**SHORT TASK**
Every entry needs to be printed exactly, please.

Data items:

* * * * *

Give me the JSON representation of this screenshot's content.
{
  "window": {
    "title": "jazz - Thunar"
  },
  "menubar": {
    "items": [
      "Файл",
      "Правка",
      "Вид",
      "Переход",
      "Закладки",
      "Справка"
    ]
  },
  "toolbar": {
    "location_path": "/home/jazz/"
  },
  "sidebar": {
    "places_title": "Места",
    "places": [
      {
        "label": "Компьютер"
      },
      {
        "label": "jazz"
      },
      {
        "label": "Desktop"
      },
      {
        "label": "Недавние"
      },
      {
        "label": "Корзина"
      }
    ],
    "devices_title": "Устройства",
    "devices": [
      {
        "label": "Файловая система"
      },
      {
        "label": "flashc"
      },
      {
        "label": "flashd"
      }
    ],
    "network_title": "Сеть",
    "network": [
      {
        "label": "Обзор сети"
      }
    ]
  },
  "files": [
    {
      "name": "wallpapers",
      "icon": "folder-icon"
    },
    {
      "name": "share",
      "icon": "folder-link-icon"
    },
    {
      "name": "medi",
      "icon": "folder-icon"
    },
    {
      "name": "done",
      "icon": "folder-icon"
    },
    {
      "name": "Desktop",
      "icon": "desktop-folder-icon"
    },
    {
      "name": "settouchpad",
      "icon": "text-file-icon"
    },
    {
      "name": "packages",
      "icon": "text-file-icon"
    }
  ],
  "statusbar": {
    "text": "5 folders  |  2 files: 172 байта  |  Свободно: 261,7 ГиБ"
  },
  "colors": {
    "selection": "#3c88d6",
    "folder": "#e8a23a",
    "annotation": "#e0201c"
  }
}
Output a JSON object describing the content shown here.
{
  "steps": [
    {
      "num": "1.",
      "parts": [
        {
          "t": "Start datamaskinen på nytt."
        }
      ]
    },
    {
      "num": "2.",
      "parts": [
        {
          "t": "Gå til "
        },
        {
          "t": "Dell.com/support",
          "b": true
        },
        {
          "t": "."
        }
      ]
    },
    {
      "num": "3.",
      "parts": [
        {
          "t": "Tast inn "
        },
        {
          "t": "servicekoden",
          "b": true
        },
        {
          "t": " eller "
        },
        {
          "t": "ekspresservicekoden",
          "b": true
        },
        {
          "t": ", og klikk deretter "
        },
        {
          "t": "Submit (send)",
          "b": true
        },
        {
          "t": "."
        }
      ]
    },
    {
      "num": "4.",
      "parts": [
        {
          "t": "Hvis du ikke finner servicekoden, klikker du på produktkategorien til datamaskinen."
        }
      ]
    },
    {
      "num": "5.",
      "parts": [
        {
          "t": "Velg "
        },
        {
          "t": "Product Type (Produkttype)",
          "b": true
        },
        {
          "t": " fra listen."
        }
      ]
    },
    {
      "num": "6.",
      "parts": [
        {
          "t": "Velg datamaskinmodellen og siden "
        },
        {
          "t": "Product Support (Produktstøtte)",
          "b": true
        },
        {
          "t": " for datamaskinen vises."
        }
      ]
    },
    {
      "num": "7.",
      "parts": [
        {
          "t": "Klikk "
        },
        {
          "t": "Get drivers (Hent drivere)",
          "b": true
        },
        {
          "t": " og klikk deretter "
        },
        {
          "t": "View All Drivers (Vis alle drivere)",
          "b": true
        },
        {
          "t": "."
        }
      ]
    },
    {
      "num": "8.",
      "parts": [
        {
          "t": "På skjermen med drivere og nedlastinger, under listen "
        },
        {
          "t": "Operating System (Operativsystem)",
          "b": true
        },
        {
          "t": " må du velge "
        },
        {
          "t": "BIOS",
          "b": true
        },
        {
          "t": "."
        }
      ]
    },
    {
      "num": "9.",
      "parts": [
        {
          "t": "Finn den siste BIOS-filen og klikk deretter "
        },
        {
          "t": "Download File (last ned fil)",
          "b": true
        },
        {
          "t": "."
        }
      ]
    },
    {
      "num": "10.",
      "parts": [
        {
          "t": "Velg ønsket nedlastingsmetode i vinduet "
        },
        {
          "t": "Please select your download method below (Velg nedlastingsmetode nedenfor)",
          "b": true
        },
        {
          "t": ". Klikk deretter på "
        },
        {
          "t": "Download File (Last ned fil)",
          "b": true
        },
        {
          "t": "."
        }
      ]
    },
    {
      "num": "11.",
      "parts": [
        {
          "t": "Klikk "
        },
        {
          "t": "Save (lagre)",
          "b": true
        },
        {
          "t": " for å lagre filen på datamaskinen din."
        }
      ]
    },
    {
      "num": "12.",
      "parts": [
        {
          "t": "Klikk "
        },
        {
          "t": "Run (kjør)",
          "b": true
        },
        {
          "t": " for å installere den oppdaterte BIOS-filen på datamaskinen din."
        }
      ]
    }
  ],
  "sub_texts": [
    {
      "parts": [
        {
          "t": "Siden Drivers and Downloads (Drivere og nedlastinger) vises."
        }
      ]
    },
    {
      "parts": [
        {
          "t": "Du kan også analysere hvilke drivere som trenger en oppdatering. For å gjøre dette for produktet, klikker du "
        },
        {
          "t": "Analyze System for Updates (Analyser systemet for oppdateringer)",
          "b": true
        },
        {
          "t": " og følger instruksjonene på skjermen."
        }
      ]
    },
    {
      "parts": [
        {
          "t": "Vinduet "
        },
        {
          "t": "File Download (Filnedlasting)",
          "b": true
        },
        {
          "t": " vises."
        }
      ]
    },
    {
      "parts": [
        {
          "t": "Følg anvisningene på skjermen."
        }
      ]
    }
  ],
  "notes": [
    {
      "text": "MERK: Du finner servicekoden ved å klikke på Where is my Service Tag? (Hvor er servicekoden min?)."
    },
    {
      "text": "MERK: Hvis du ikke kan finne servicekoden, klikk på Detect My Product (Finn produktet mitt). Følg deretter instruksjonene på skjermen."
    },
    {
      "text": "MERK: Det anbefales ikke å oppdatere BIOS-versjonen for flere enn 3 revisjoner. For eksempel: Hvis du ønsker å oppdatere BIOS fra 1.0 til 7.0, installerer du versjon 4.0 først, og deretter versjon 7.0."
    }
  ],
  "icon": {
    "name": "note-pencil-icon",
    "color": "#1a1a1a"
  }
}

* * * * *

**EXERCISE OUTPUT**
Give me the JSON representation of this screenshot's content.
{
  "window": {
    "title": "jazz - Thunar"
  },
  "menubar": {
    "items": [
      "Файл",
      "Правка",
      "Вид",
      "Переход",
      "Закладки",
      "Справка"
    ]
  },
  "toolbar": {
    "location_path": "/home/jazz/"
  },
  "sidebar": {
    "places_title": "Места",
    "places": [
      {
        "label": "Компьютер"
      },
      {
        "label": "jazz"
      },
      {
        "label": "Desktop"
      },
      {
        "label": "Недавние"
      },
      {
        "label": "Корзина"
      }
    ],
    "devices_title": "Устройства",
    "devices": [
      {
        "label": "Файловая система"
      },
      {
        "label": "flashc"
      },
      {
        "label": "flashd"
      }
    ],
    "network_title": "Сеть",
    "network": [
      {
        "label": "Обзор сети"
      }
    ]
  },
  "files": [
    {
      "name": "wallpapers",
      "icon": "folder-icon"
    },
    {
      "name": "share",
      "icon": "folder-link-icon"
    },
    {
      "name": "medi",
      "icon": "folder-icon"
    },
    {
      "name": "done",
      "icon": "folder-icon"
    },
    {
      "name": "Desktop",
      "icon": "desktop-folder-icon"
    },
    {
      "name": "settouchpad",
      "icon": "text-file-icon"
    },
    {
      "name": "packages",
      "icon": "text-file-icon"
    }
  ],
  "statusbar": {
    "text": "5 folders  |  2 files: 172 байта  |  Свободно: 261,7 ГиБ"
  },
  "colors": {
    "selection": "#3c88d6",
    "folder": "#e8a23a",
    "annotation": "#e0201c"
  }
}
Output a JSON object describing the content shown here.
{
  "steps": [
    {
      "num": "1.",
      "parts": [
        {
          "t": "Start datamaskinen på nytt."
        }
      ]
    },
    {
      "num": "2.",
      "parts": [
        {
          "t": "Gå til "
        },
        {
          "t": "Dell.com/support",
          "b": true
        },
        {
          "t": "."
        }
      ]
    },
    {
      "num": "3.",
      "parts": [
        {
          "t": "Tast inn "
        },
        {
          "t": "servicekoden",
          "b": true
        },
        {
          "t": " eller "
        },
        {
          "t": "ekspresservicekoden",
          "b": true
        },
        {
          "t": ", og klikk deretter "
        },
        {
          "t": "Submit (send)",
          "b": true
        },
        {
          "t": "."
        }
      ]
    },
    {
      "num": "4.",
      "parts": [
        {
          "t": "Hvis du ikke finner servicekoden, klikker du på produktkategorien til datamaskinen."
        }
      ]
    },
    {
      "num": "5.",
      "parts": [
        {
          "t": "Velg "
        },
        {
          "t": "Product Type (Produkttype)",
          "b": true
        },
        {
          "t": " fra listen."
        }
      ]
    },
    {
      "num": "6.",
      "parts": [
        {
          "t": "Velg datamaskinmodellen og siden "
        },
        {
          "t": "Product Support (Produktstøtte)",
          "b": true
        },
        {
          "t": " for datamaskinen vises."
        }
      ]
    },
    {
      "num": "7.",
      "parts": [
        {
          "t": "Klikk "
        },
        {
          "t": "Get drivers (Hent drivere)",
          "b": true
        },
        {
          "t": " og klikk deretter "
        },
        {
          "t": "View All Drivers (Vis alle drivere)",
          "b": true
        },
        {
          "t": "."
        }
      ]
    },
    {
      "num": "8.",
      "parts": [
        {
          "t": "På skjermen med drivere og nedlastinger, under listen "
        },
        {
          "t": "Operating System (Operativsystem)",
          "b": true
        },
        {
          "t": " må du velge "
        },
        {
          "t": "BIOS",
          "b": true
        },
        {
          "t": "."
        }
      ]
    },
    {
      "num": "9.",
      "parts": [
        {
          "t": "Finn den siste BIOS-filen og klikk deretter "
        },
        {
          "t": "Download File (last ned fil)",
          "b": true
        },
        {
          "t": "."
        }
      ]
    },
    {
      "num": "10.",
      "parts": [
        {
          "t": "Velg ønsket nedlastingsmetode i vinduet "
        },
        {
          "t": "Please select your download method below (Velg nedlastingsmetode nedenfor)",
          "b": true
        },
        {
          "t": ". Klikk deretter på "
        },
        {
          "t": "Download File (Last ned fil)",
          "b": true
        },
        {
          "t": "."
        }
      ]
    },
    {
      "num": "11.",
      "parts": [
        {
          "t": "Klikk "
        },
        {
          "t": "Save (lagre)",
          "b": true
        },
        {
          "t": " for å lagre filen på datamaskinen din."
        }
      ]
    },
    {
      "num": "12.",
      "parts": [
        {
          "t": "Klikk "
        },
        {
          "t": "Run (kjør)",
          "b": true
        },
        {
          "t": " for å installere den oppdaterte BIOS-filen på datamaskinen din."
        }
      ]
    }
  ],
  "sub_texts": [
    {
      "parts": [
        {
          "t": "Siden Drivers and Downloads (Drivere og nedlastinger) vises."
        }
      ]
    },
    {
      "parts": [
        {
          "t": "Du kan også analysere hvilke drivere som trenger en oppdatering. For å gjøre dette for produktet, klikker du "
        },
        {
          "t": "Analyze System for Updates (Analyser systemet for oppdateringer)",
          "b": true
        },
        {
          "t": " og følger instruksjonene på skjermen."
        }
      ]
    },
    {
      "parts": [
        {
          "t": "Vinduet "
        },
        {
          "t": "File Download (Filnedlasting)",
          "b": true
        },
        {
          "t": " vises."
        }
      ]
    },
    {
      "parts": [
        {
          "t": "Følg anvisningene på skjermen."
        }
      ]
    }
  ],
  "notes": [
    {
      "text": "MERK: Du finner servicekoden ved å klikke på Where is my Service Tag? (Hvor er servicekoden min?)."
    },
    {
      "text": "MERK: Hvis du ikke kan finne servicekoden, klikk på Detect My Product (Finn produktet mitt). Følg deretter instruksjonene på skjermen."
    },
    {
      "text": "MERK: Det anbefales ikke å oppdatere BIOS-versjonen for flere enn 3 revisjoner. For eksempel: Hvis du ønsker å oppdatere BIOS fra 1.0 til 7.0, installerer du versjon 4.0 først, og deretter versjon 7.0."
    }
  ],
  "icon": {
    "name": "note-pencil-icon",
    "color": "#1a1a1a"
  }
}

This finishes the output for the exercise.